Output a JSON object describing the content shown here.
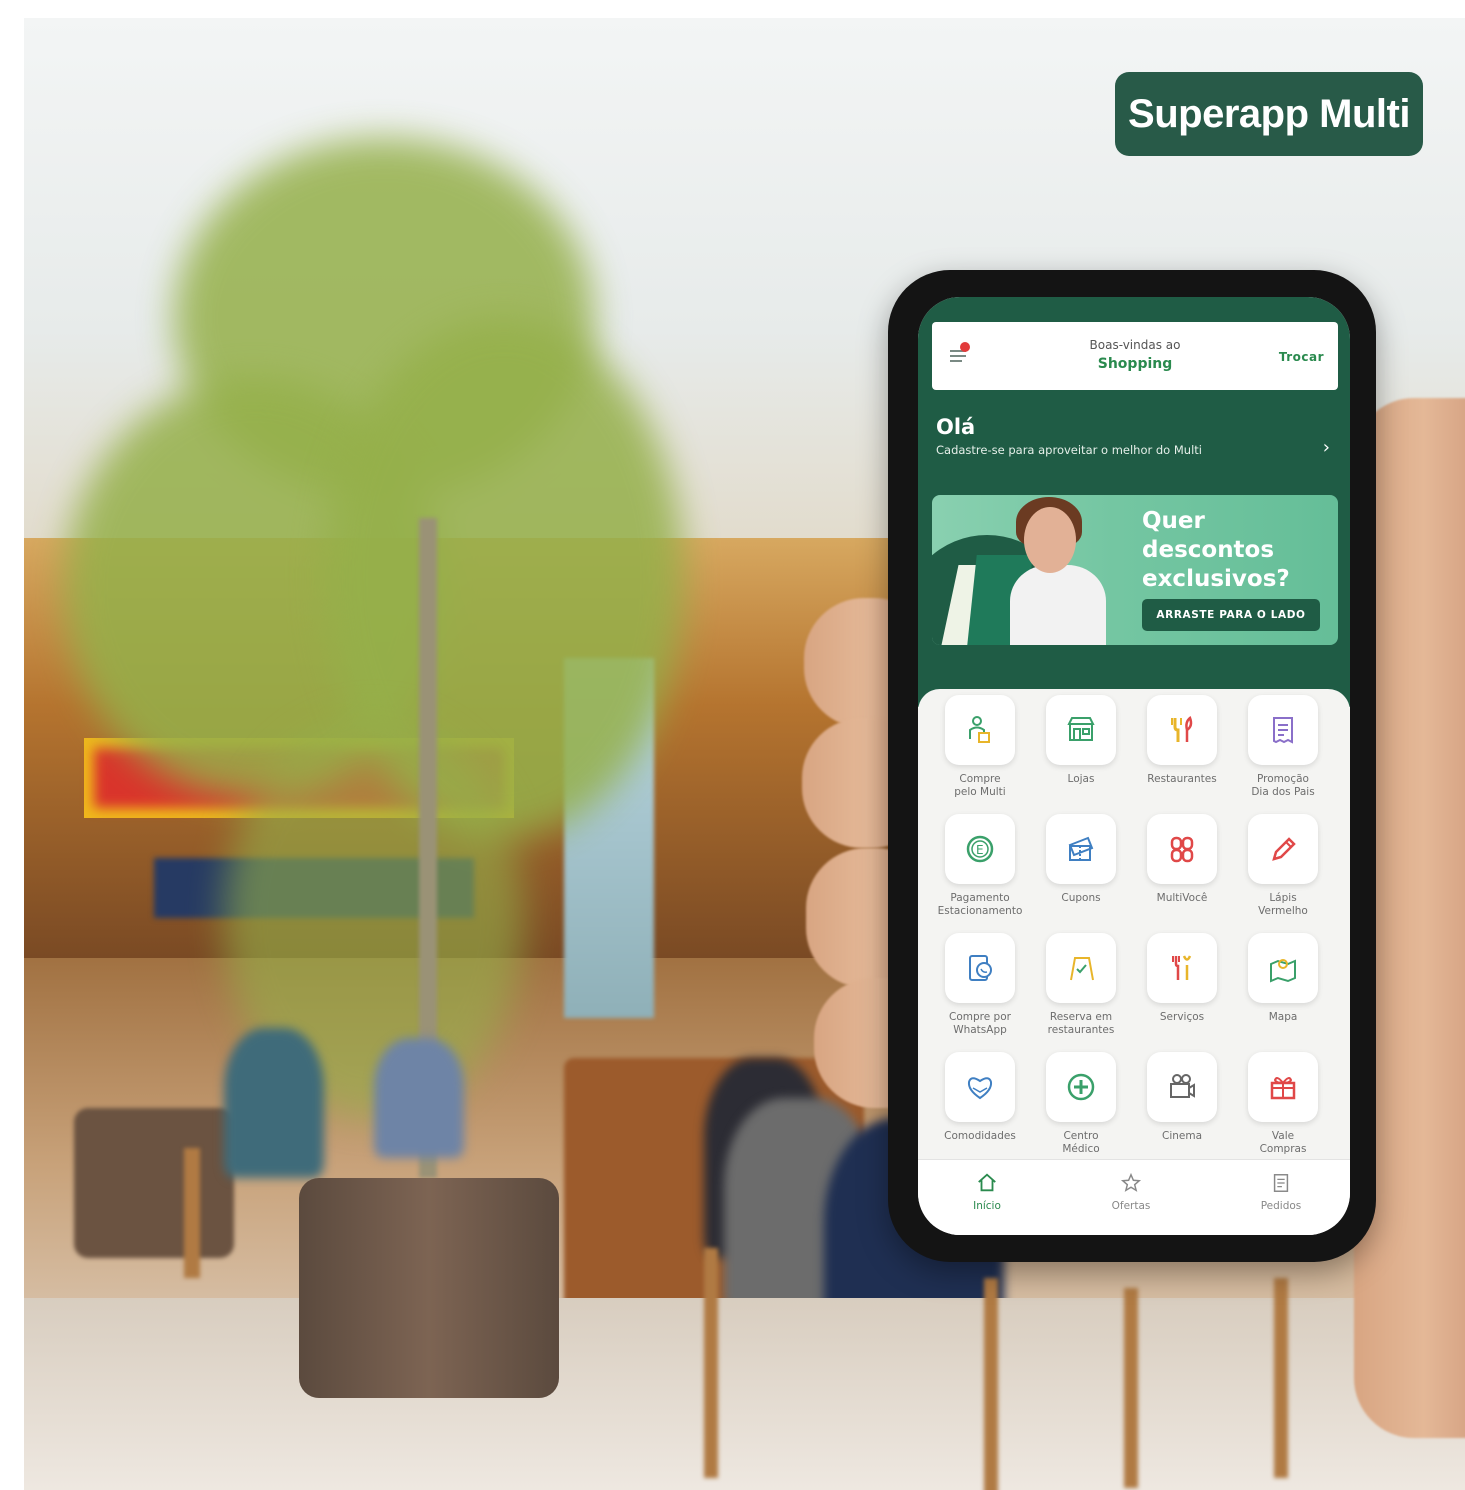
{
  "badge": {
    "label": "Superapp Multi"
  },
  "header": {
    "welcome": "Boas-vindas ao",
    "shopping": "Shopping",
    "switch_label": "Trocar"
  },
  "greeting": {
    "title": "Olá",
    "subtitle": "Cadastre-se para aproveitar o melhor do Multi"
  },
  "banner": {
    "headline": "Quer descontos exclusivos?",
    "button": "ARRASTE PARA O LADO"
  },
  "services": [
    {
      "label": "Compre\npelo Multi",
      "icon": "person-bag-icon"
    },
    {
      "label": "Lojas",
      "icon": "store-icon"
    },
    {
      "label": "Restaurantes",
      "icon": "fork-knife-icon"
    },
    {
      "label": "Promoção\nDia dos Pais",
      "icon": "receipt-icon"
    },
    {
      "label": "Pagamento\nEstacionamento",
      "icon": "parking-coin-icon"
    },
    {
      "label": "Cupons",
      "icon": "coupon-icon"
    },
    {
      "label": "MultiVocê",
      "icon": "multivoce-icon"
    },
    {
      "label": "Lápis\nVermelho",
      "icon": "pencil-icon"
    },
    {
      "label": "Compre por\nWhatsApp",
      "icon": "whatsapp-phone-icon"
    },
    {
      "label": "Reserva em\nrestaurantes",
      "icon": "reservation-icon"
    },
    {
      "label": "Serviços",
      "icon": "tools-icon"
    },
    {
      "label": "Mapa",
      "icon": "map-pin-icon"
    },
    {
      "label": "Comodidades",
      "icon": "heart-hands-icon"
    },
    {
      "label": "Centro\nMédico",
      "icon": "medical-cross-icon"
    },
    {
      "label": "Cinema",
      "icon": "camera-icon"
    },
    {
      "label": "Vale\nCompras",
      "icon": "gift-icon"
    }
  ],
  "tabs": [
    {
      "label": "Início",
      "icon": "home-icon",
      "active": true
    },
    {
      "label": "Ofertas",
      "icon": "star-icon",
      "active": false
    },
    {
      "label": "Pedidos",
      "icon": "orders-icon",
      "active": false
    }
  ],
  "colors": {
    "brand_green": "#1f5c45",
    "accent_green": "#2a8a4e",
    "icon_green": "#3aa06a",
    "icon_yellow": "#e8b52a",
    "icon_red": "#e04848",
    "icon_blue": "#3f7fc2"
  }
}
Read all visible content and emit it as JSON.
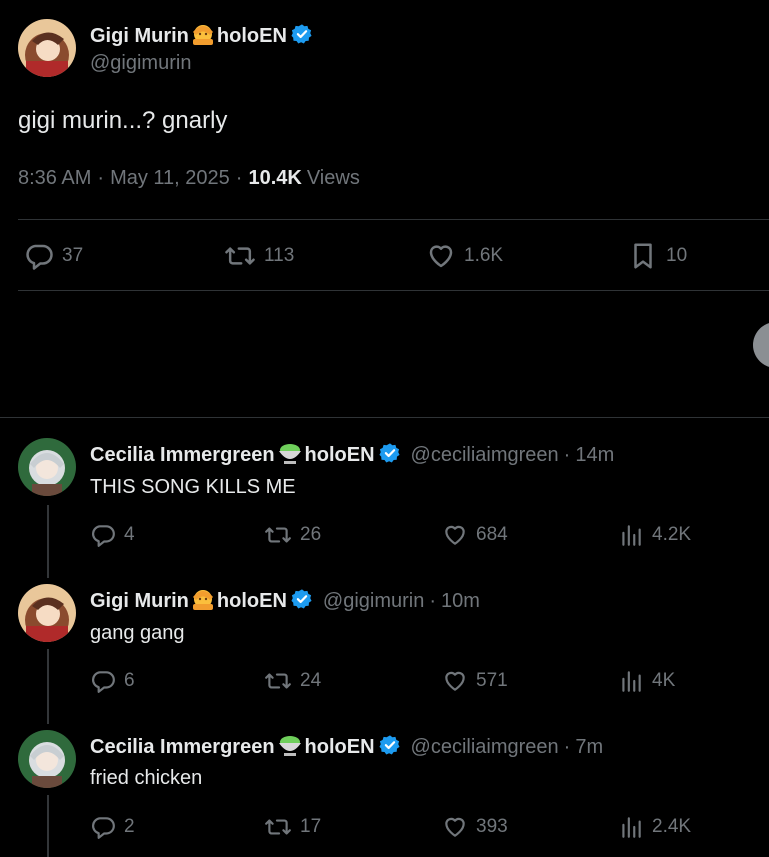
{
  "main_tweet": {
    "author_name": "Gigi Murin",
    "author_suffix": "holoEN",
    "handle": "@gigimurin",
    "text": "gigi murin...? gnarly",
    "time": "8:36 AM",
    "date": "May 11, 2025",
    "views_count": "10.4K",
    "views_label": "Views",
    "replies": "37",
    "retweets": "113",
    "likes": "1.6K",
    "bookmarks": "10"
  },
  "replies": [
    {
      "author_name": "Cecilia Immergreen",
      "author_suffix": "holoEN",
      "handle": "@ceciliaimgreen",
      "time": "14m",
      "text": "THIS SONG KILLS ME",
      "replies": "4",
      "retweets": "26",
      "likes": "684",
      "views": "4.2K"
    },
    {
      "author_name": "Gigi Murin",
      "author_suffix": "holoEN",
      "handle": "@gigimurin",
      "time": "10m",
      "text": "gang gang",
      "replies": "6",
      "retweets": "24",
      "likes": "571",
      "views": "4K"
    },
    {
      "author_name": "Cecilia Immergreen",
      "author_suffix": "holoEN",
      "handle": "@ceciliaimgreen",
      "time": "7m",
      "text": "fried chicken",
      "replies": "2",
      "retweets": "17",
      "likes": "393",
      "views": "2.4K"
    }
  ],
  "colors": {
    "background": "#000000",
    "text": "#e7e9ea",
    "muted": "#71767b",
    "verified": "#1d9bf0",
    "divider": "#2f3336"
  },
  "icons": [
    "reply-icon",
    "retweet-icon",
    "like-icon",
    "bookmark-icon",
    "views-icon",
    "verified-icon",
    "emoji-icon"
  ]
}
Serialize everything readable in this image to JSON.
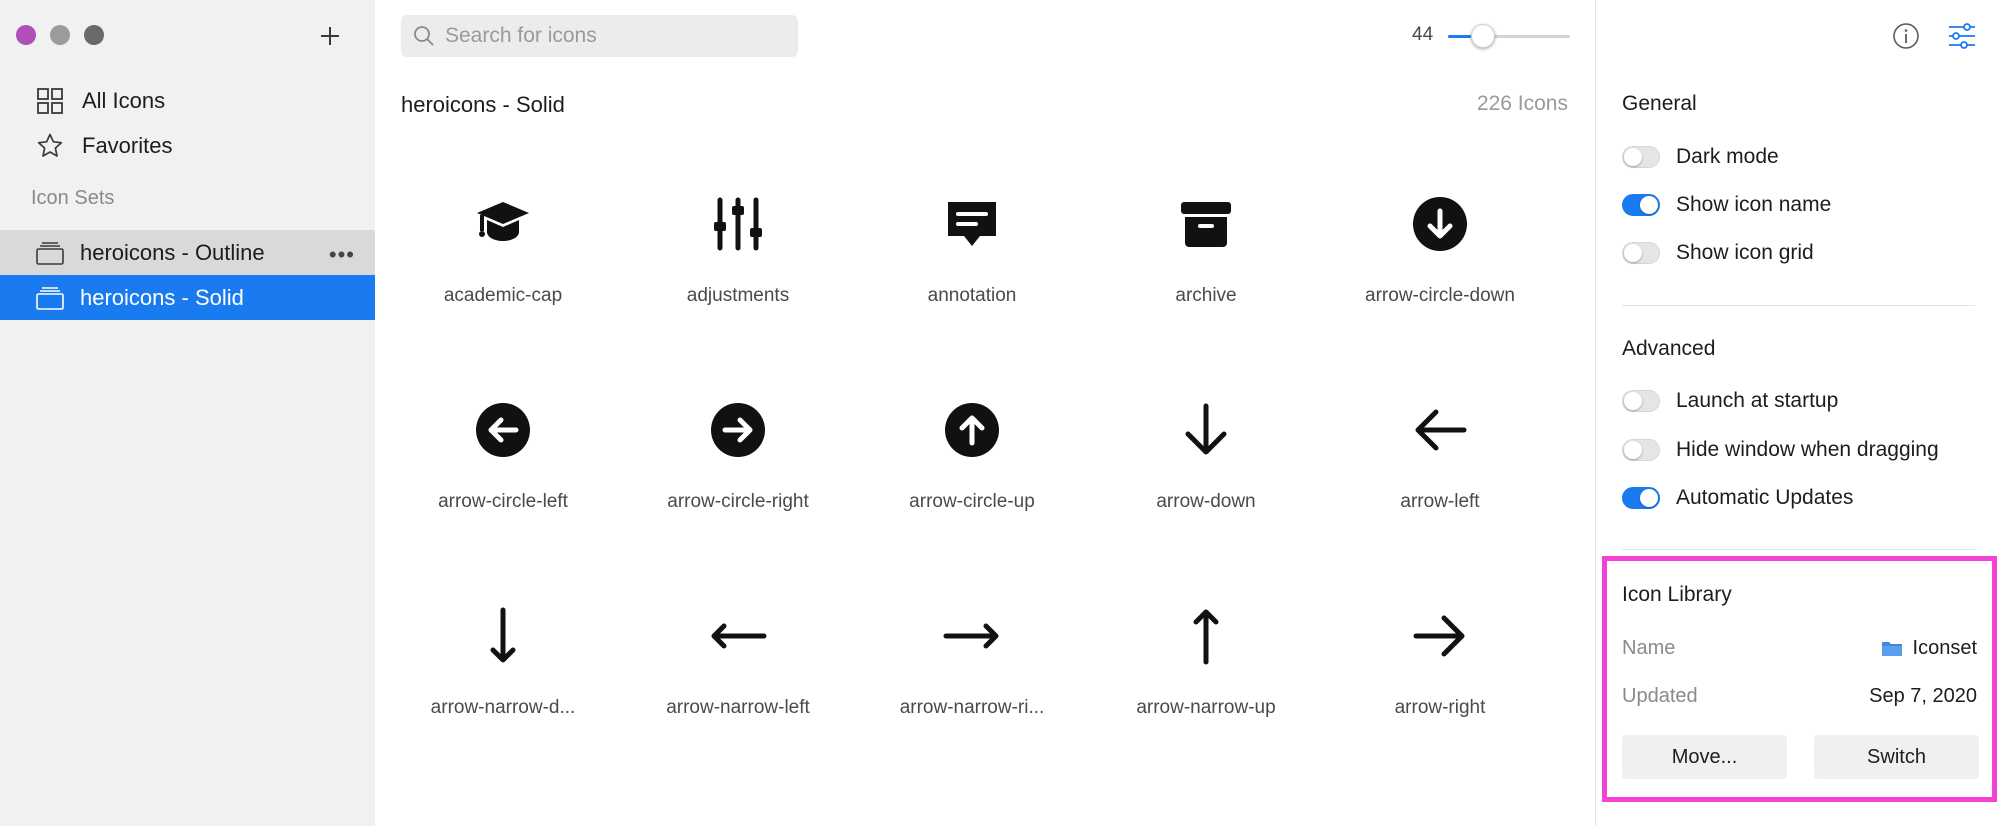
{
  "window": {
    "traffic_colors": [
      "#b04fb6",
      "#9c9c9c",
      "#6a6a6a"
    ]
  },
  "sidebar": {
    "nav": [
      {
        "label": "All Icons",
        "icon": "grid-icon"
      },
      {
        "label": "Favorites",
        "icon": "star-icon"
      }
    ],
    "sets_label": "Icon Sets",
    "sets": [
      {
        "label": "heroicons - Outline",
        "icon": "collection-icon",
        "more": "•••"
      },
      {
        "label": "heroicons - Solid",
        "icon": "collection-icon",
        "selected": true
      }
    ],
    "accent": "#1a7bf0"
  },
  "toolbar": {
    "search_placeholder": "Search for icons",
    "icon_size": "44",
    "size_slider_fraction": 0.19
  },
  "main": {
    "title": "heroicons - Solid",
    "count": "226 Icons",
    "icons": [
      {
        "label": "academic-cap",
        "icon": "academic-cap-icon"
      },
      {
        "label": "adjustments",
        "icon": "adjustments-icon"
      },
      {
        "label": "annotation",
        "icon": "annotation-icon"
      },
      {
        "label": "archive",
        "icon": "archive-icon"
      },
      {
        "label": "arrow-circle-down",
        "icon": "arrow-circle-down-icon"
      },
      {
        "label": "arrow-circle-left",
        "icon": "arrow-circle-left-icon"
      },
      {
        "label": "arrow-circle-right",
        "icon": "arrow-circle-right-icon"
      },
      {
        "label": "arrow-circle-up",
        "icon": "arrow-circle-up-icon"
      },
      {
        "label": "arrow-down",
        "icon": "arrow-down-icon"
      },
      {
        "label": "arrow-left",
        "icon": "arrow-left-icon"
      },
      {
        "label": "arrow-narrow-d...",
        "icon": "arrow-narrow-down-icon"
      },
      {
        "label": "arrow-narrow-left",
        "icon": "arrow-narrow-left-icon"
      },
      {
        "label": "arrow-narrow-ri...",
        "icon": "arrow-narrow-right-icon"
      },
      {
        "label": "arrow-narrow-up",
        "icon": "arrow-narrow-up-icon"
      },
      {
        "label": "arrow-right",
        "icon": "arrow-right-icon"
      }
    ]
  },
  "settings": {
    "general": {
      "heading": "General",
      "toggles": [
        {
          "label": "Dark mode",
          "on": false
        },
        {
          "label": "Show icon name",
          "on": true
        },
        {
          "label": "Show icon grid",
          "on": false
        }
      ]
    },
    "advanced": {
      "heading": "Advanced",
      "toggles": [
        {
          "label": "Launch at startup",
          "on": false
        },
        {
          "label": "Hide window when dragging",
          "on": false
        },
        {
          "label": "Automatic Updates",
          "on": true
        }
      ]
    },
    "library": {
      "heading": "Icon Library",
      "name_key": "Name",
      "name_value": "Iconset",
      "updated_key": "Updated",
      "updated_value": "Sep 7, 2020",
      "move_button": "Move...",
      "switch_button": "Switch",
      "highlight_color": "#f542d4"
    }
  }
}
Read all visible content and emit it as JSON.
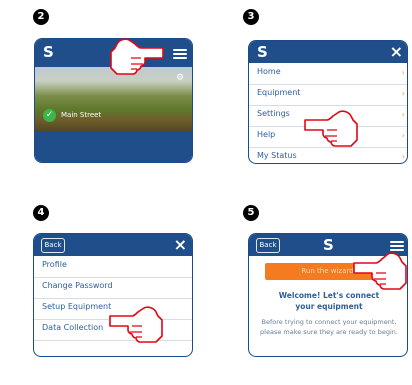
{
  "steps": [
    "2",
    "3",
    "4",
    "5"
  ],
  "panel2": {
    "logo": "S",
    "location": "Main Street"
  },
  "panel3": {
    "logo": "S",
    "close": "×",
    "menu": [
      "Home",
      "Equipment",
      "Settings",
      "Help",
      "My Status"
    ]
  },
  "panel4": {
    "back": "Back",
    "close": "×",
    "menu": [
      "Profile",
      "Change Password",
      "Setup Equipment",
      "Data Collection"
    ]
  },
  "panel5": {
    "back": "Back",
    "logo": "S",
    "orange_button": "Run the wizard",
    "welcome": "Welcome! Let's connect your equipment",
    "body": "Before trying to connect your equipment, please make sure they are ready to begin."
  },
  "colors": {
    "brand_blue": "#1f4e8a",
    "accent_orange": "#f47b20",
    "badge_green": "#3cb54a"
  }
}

= = = = = = =

TASK PROMPT ::
Reproduce the entries above without change, omitting all pictures.

RESPONSE BELOW ::
Output a JSON object describing the content shown here.
{
  "badge": {
    "label": "Superapp Multi"
  },
  "header": {
    "welcome": "Boas-vindas ao",
    "shopping": "Shopping",
    "switch_label": "Trocar"
  },
  "greeting": {
    "title": "Olá",
    "subtitle": "Cadastre-se para aproveitar o melhor do Multi"
  },
  "banner": {
    "headline": "Quer descontos exclusivos?",
    "button": "ARRASTE PARA O LADO"
  },
  "services": [
    {
      "label": "Compre\npelo Multi",
      "icon": "person-bag-icon"
    },
    {
      "label": "Lojas",
      "icon": "store-icon"
    },
    {
      "label": "Restaurantes",
      "icon": "fork-knife-icon"
    },
    {
      "label": "Promoção\nDia dos Pais",
      "icon": "receipt-icon"
    },
    {
      "label": "Pagamento\nEstacionamento",
      "icon": "parking-coin-icon"
    },
    {
      "label": "Cupons",
      "icon": "coupon-icon"
    },
    {
      "label": "MultiVocê",
      "icon": "multivoce-icon"
    },
    {
      "label": "Lápis\nVermelho",
      "icon": "pencil-icon"
    },
    {
      "label": "Compre por\nWhatsApp",
      "icon": "whatsapp-phone-icon"
    },
    {
      "label": "Reserva em\nrestaurantes",
      "icon": "reservation-icon"
    },
    {
      "label": "Serviços",
      "icon": "tools-icon"
    },
    {
      "label": "Mapa",
      "icon": "map-pin-icon"
    },
    {
      "label": "Comodidades",
      "icon": "heart-hands-icon"
    },
    {
      "label": "Centro\nMédico",
      "icon": "medical-cross-icon"
    },
    {
      "label": "Cinema",
      "icon": "camera-icon"
    },
    {
      "label": "Vale\nCompras",
      "icon": "gift-icon"
    }
  ],
  "tabs": [
    {
      "label": "Início",
      "icon": "home-icon",
      "active": true
    },
    {
      "label": "Ofertas",
      "icon": "star-icon",
      "active": false
    },
    {
      "label": "Pedidos",
      "icon": "orders-icon",
      "active": false
    }
  ],
  "colors": {
    "brand_green": "#1f5c45",
    "accent_green": "#2a8a4e",
    "icon_green": "#3aa06a",
    "icon_yellow": "#e8b52a",
    "icon_red": "#e04848",
    "icon_blue": "#3f7fc2"
  }
}
Read all visible content and emit it as JSON.
{
  "main_tweet": {
    "author_name": "Gigi Murin",
    "author_suffix": "holoEN",
    "handle": "@gigimurin",
    "text": "gigi murin...? gnarly",
    "time": "8:36 AM",
    "date": "May 11, 2025",
    "views_count": "10.4K",
    "views_label": "Views",
    "replies": "37",
    "retweets": "113",
    "likes": "1.6K",
    "bookmarks": "10"
  },
  "replies": [
    {
      "author_name": "Cecilia Immergreen",
      "author_suffix": "holoEN",
      "handle": "@ceciliaimgreen",
      "time": "14m",
      "text": "THIS SONG KILLS ME",
      "replies": "4",
      "retweets": "26",
      "likes": "684",
      "views": "4.2K"
    },
    {
      "author_name": "Gigi Murin",
      "author_suffix": "holoEN",
      "handle": "@gigimurin",
      "time": "10m",
      "text": "gang gang",
      "replies": "6",
      "retweets": "24",
      "likes": "571",
      "views": "4K"
    },
    {
      "author_name": "Cecilia Immergreen",
      "author_suffix": "holoEN",
      "handle": "@ceciliaimgreen",
      "time": "7m",
      "text": "fried chicken",
      "replies": "2",
      "retweets": "17",
      "likes": "393",
      "views": "2.4K"
    }
  ],
  "colors": {
    "background": "#000000",
    "text": "#e7e9ea",
    "muted": "#71767b",
    "verified": "#1d9bf0",
    "divider": "#2f3336"
  },
  "icons": [
    "reply-icon",
    "retweet-icon",
    "like-icon",
    "bookmark-icon",
    "views-icon",
    "verified-icon",
    "emoji-icon"
  ]
}
Serialize everything readable in this image to JSON.
{
  "window": {
    "traffic_colors": [
      "#b04fb6",
      "#9c9c9c",
      "#6a6a6a"
    ]
  },
  "sidebar": {
    "nav": [
      {
        "label": "All Icons",
        "icon": "grid-icon"
      },
      {
        "label": "Favorites",
        "icon": "star-icon"
      }
    ],
    "sets_label": "Icon Sets",
    "sets": [
      {
        "label": "heroicons - Outline",
        "icon": "collection-icon",
        "more": "•••"
      },
      {
        "label": "heroicons - Solid",
        "icon": "collection-icon",
        "selected": true
      }
    ],
    "accent": "#1a7bf0"
  },
  "toolbar": {
    "search_placeholder": "Search for icons",
    "icon_size": "44",
    "size_slider_fraction": 0.19
  },
  "main": {
    "title": "heroicons - Solid",
    "count": "226 Icons",
    "icons": [
      {
        "label": "academic-cap",
        "icon": "academic-cap-icon"
      },
      {
        "label": "adjustments",
        "icon": "adjustments-icon"
      },
      {
        "label": "annotation",
        "icon": "annotation-icon"
      },
      {
        "label": "archive",
        "icon": "archive-icon"
      },
      {
        "label": "arrow-circle-down",
        "icon": "arrow-circle-down-icon"
      },
      {
        "label": "arrow-circle-left",
        "icon": "arrow-circle-left-icon"
      },
      {
        "label": "arrow-circle-right",
        "icon": "arrow-circle-right-icon"
      },
      {
        "label": "arrow-circle-up",
        "icon": "arrow-circle-up-icon"
      },
      {
        "label": "arrow-down",
        "icon": "arrow-down-icon"
      },
      {
        "label": "arrow-left",
        "icon": "arrow-left-icon"
      },
      {
        "label": "arrow-narrow-d...",
        "icon": "arrow-narrow-down-icon"
      },
      {
        "label": "arrow-narrow-left",
        "icon": "arrow-narrow-left-icon"
      },
      {
        "label": "arrow-narrow-ri...",
        "icon": "arrow-narrow-right-icon"
      },
      {
        "label": "arrow-narrow-up",
        "icon": "arrow-narrow-up-icon"
      },
      {
        "label": "arrow-right",
        "icon": "arrow-right-icon"
      }
    ]
  },
  "settings": {
    "general": {
      "heading": "General",
      "toggles": [
        {
          "label": "Dark mode",
          "on": false
        },
        {
          "label": "Show icon name",
          "on": true
        },
        {
          "label": "Show icon grid",
          "on": false
        }
      ]
    },
    "advanced": {
      "heading": "Advanced",
      "toggles": [
        {
          "label": "Launch at startup",
          "on": false
        },
        {
          "label": "Hide window when dragging",
          "on": false
        },
        {
          "label": "Automatic Updates",
          "on": true
        }
      ]
    },
    "library": {
      "heading": "Icon Library",
      "name_key": "Name",
      "name_value": "Iconset",
      "updated_key": "Updated",
      "updated_value": "Sep 7, 2020",
      "move_button": "Move...",
      "switch_button": "Switch",
      "highlight_color": "#f542d4"
    }
  }
}
Read all visible content and emit it as JSON.
{
  "steps": [
    "2",
    "3",
    "4",
    "5"
  ],
  "panel2": {
    "logo": "S",
    "location": "Main Street"
  },
  "panel3": {
    "logo": "S",
    "close": "×",
    "menu": [
      "Home",
      "Equipment",
      "Settings",
      "Help",
      "My Status"
    ]
  },
  "panel4": {
    "back": "Back",
    "close": "×",
    "menu": [
      "Profile",
      "Change Password",
      "Setup Equipment",
      "Data Collection"
    ]
  },
  "panel5": {
    "back": "Back",
    "logo": "S",
    "orange_button": "Run the wizard",
    "welcome": "Welcome! Let's connect your equipment",
    "body": "Before trying to connect your equipment, please make sure they are ready to begin."
  },
  "colors": {
    "brand_blue": "#1f4e8a",
    "accent_orange": "#f47b20",
    "badge_green": "#3cb54a"
  }
}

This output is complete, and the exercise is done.